> Page excerpt
* Begin *

On Wednesday 18 December 2002 17:21, Erich Focht wrote:
> This is the first part of the minimal NUMA scheduler built on top of
> the O(1) load balancer. It is rediffed for 2.5.52 and contains a small
> bugfix in build_node_data().
>
> The two patches are:
>
> 01-numa-sched-core-2.5.52-23.patch: core NUMA scheduler infrastructure
> providing a node aware load_balancer.
>
> 02-numa-sched-ilb-2.5.52-21.patch: initial load balancing, selects
> least loaded node & CPU at exec().
>
> Regards,
> Erich
[-- Attachment #2: 02-numa-sched-ilb-2.5.52-21.patch --]
[-- Type: text/x-diff, Size: 4748 bytes --]
diff -urN a/fs/exec.c b/fs/exec.c
--- a/fs/exec.c 2002-12-16 03:07:53.000000000 +0100
+++ b/fs/exec.c 2002-12-18 16:54:40.000000000 +0100
@@ -1024,6 +1024,8 @@
int retval;
int i;
+ sched_balance_exec();
+
file = open_exec(filename);
retval = PTR_ERR(file);
diff -urN a/include/linux/sched.h b/include/linux/sched.h
--- a/include/linux/sched.h 2002-12-18 16:53:13.000000000 +0100
+++ b/include/linux/sched.h 2002-12-18 16:54:40.000000000 +0100
@@ -160,7 +160,19 @@
unsigned long system, int cpu);
extern void scheduler_tick(int user_tick, int system);
extern unsigned long cache_decay_ticks;
-
+#ifdef CONFIG_NUMA
+extern void sched_balance_exec(void);
+extern void node_nr_running_init(void);
+#define nr_running_inc(rq) atomic_inc(rq->node_ptr); \
+ rq->nr_running++
+#define nr_running_dec(rq) atomic_dec(rq->node_ptr); \
+ rq->nr_running--
+#else
+#define sched_balance_exec() {}
+#define node_nr_running_init() {}
+#define nr_running_inc(rq) rq->nr_running++
+#define nr_running_dec(rq) rq->nr_running--
+#endif
#define MAX_SCHEDULE_TIMEOUT LONG_MAX
extern signed long FASTCALL(schedule_timeout(signed long timeout));
diff -urN a/init/main.c b/init/main.c
--- a/init/main.c 2002-12-16 03:07:48.000000000 +0100
+++ b/init/main.c 2002-12-18 16:54:40.000000000 +0100
@@ -473,6 +473,7 @@
migration_init();
#endif
+ node_nr_running_init();
spawn_ksoftirqd();
}
diff -urN a/kernel/sched.c b/kernel/sched.c
--- a/kernel/sched.c 2002-12-18 16:53:13.000000000 +0100
+++ b/kernel/sched.c 2002-12-18 16:54:40.000000000 +0100
@@ -153,6 +153,7 @@
task_t *curr, *idle;
prio_array_t *active, *expired, arrays[2];
int prev_nr_running[NR_CPUS];
+ atomic_t * node_ptr;
task_t *migration_thread;
struct list_head migration_queue;
@@ -347,7 +348,7 @@
p->prio = effective_prio(p);
}
enqueue_task(p, array);
- rq->nr_running++;
+ nr_running_inc(rq);
}
/*
@@ -355,7 +356,7 @@
*/
static inline void deactivate_task(struct task_struct *p, runqueue_t *rq)

* End *

> Dataset records
* Begin *

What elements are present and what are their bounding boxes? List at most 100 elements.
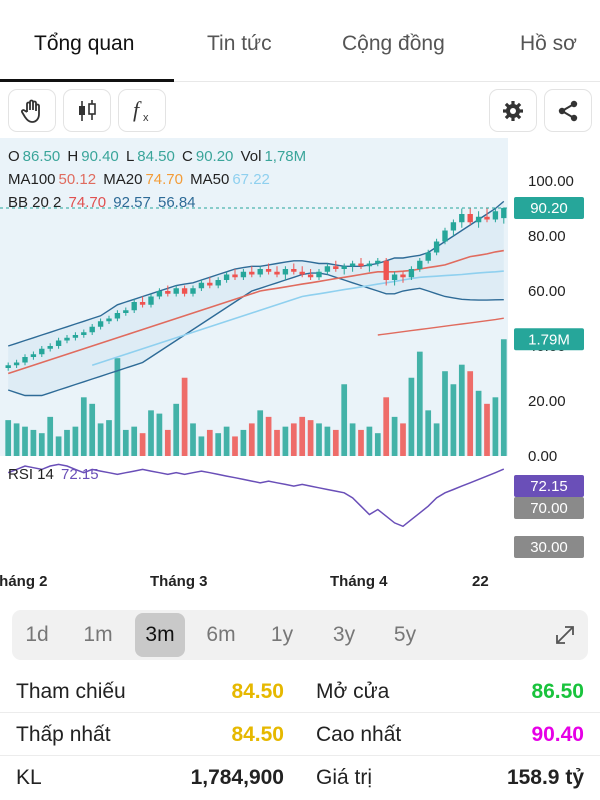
volume-stat-label: KL xyxy=(16,766,42,789)
bb-upper-value: 92.57 xyxy=(113,194,151,211)
candle-body xyxy=(316,271,322,278)
volume-bar xyxy=(358,429,364,456)
candle-body xyxy=(190,288,196,294)
volume-bar xyxy=(13,423,20,456)
rsi-lower-tag xyxy=(514,536,584,558)
candle-body xyxy=(484,216,490,220)
last-volume-tag-label: 1.79M xyxy=(528,331,570,348)
volume-bar xyxy=(492,397,499,456)
volume-bar xyxy=(332,429,339,456)
high-stat-label: Cao nhất xyxy=(316,723,402,746)
candle-body xyxy=(97,321,104,327)
ma20-value: 74.70 xyxy=(145,171,183,188)
x-tick-label: Tháng 3 xyxy=(150,573,208,590)
volume-bar xyxy=(89,403,96,456)
volume-bar xyxy=(341,384,348,456)
volume-bar xyxy=(122,429,129,456)
volume-bar xyxy=(206,429,213,456)
volume-bar xyxy=(400,423,406,456)
volume-bar xyxy=(282,426,289,456)
tab-community[interactable]: Cộng đồng xyxy=(342,32,445,55)
open-stat-label: Mở cửa xyxy=(316,680,390,703)
candle-body xyxy=(165,291,171,294)
candle-body xyxy=(5,365,11,368)
candle-body xyxy=(81,332,87,335)
bb-legend: BB 20 2 74.70 92.57 56.84 xyxy=(8,194,199,211)
tab-profile[interactable]: Hồ sơ xyxy=(520,32,577,55)
open-stat-value: 86.50 xyxy=(531,680,584,703)
range-3m[interactable]: 3m xyxy=(135,613,185,657)
chart-type-button[interactable] xyxy=(63,89,111,132)
candle-body xyxy=(417,260,423,269)
last-volume-tag xyxy=(514,328,584,351)
y-tick-label: 100.00 xyxy=(528,173,574,190)
volume-bar xyxy=(383,397,390,456)
candle-body xyxy=(148,296,154,305)
ma100-value: 50.12 xyxy=(58,171,97,188)
candle-body xyxy=(450,222,457,231)
price-chart[interactable]: 100.0080.0060.0040.0020.000.0090.201.79M… xyxy=(0,138,600,598)
volume-bar xyxy=(97,423,104,456)
high-value: 90.40 xyxy=(81,148,119,165)
volume-bar xyxy=(114,358,121,456)
tab-news[interactable]: Tin tức xyxy=(207,32,272,55)
candle-body xyxy=(492,211,499,220)
rsi-legend: RSI 14 72.15 xyxy=(8,466,102,483)
volume-bar xyxy=(198,436,205,456)
volume-bar xyxy=(5,420,12,456)
candle-body xyxy=(13,362,20,366)
volume-bar xyxy=(458,364,465,456)
candle-body xyxy=(215,280,221,286)
volume-bar xyxy=(500,339,507,456)
high-stat-value: 90.40 xyxy=(531,723,584,746)
volume-bar xyxy=(22,426,28,456)
volume-bar xyxy=(173,403,180,456)
candle-body xyxy=(207,282,213,286)
volume-bar xyxy=(164,429,171,456)
range-6m[interactable]: 6m xyxy=(206,623,236,646)
tab-overview[interactable]: Tổng quan xyxy=(34,32,135,55)
candle-body xyxy=(433,241,440,253)
candle-body xyxy=(47,346,53,349)
candle-body xyxy=(400,274,406,278)
candle-body xyxy=(181,288,188,294)
range-1y[interactable]: 1y xyxy=(270,623,294,646)
bollinger-lower-line xyxy=(7,272,504,397)
volume-bar xyxy=(416,351,423,456)
candle-body xyxy=(291,269,297,272)
volume-bar xyxy=(349,423,356,456)
candle-body xyxy=(333,266,339,269)
range-3y[interactable]: 3y xyxy=(332,623,356,646)
volume-bar xyxy=(408,377,415,456)
share-button[interactable] xyxy=(544,89,592,132)
share-icon xyxy=(558,100,578,121)
rsi-label: RSI 14 xyxy=(8,466,54,483)
reference-value: 84.50 xyxy=(231,680,284,703)
low-label: L xyxy=(125,148,135,165)
ma50-value: 67.22 xyxy=(232,171,270,188)
gear-icon xyxy=(503,100,523,121)
expand-icon[interactable] xyxy=(552,622,578,648)
rsi-current-tag-label: 72.15 xyxy=(530,478,568,495)
volume-bar xyxy=(181,377,188,456)
volume-bar xyxy=(366,426,373,456)
candle-body xyxy=(324,266,331,272)
candle-body xyxy=(383,260,389,280)
stats-divider xyxy=(0,712,600,713)
hand-tool-button[interactable] xyxy=(8,89,56,132)
bb-lower-value: 56.84 xyxy=(157,194,196,211)
candle-body xyxy=(459,214,465,223)
y-tick-label: 60.00 xyxy=(528,283,566,300)
low-value: 84.50 xyxy=(137,148,175,165)
volume-bar xyxy=(248,423,255,456)
volume-bar xyxy=(72,426,79,456)
settings-button[interactable] xyxy=(489,89,537,132)
close-label: C xyxy=(182,148,193,165)
bb-mid-value: 74.70 xyxy=(68,194,107,211)
function-icon: f x xyxy=(133,97,149,124)
range-1m[interactable]: 1m xyxy=(83,623,113,646)
range-5y[interactable]: 5y xyxy=(393,623,417,646)
range-1d[interactable]: 1d xyxy=(25,623,49,646)
volume-bar xyxy=(80,397,87,456)
indicators-button[interactable]: f x xyxy=(118,89,166,132)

* End *

> What you need to do
(1) In the NUMA scheduler patch email, what does 02-numa-sched-ilb-2.5.52-21.patch select at exec()?
(2) Write the next part of the NUMA scheduler patch email, continuing from its last line.

> Answers given
(1) The least loaded node and CPU.

(2)
{
- rq->nr_running--;
+ nr_running_dec(rq);
if (p->state == TASK_UNINTERRUPTIBLE)
rq->nr_uninterruptible++;
dequeue_task(p, p->array);
@@ -842,9 +843,9 @@
static inline void pull_task(runqueue_t *src_rq, prio_array_t *src_array, task_t *p, runqueue_t *this_rq, int this_cpu)
{
dequeue_task(p, src_array);
- src_rq->nr_running--;
+ nr_running_dec(src_rq);
set_task_cpu(p, this_cpu);
- this_rq->nr_running++;
+ nr_running_inc(this_rq);
enqueue_task(p, this_rq->active);
/*
* Note that idle threads have a prio of MAX_PRIO, for this test
@@ -2284,6 +2285,83 @@
#endif
+#if CONFIG_NUMA
+static atomic_t node_nr_running[MAX_NUMNODES] ____cacheline_maxaligned_in_smp = {[0 ...MAX_NUMNODES-1] = ATOMIC_INIT(0)};
+
+__init void node_nr_running_init(void)
+{
+ int i;
+
+ for (i = 0; i < NR_CPUS; i++) {
+ cpu_rq(i)->node_ptr = &node_nr_running[__cpu_to_node(i)];
+ }
+ return;
+}
+
+/*
+ * If dest_cpu is allowed for this process, migrate the task to it.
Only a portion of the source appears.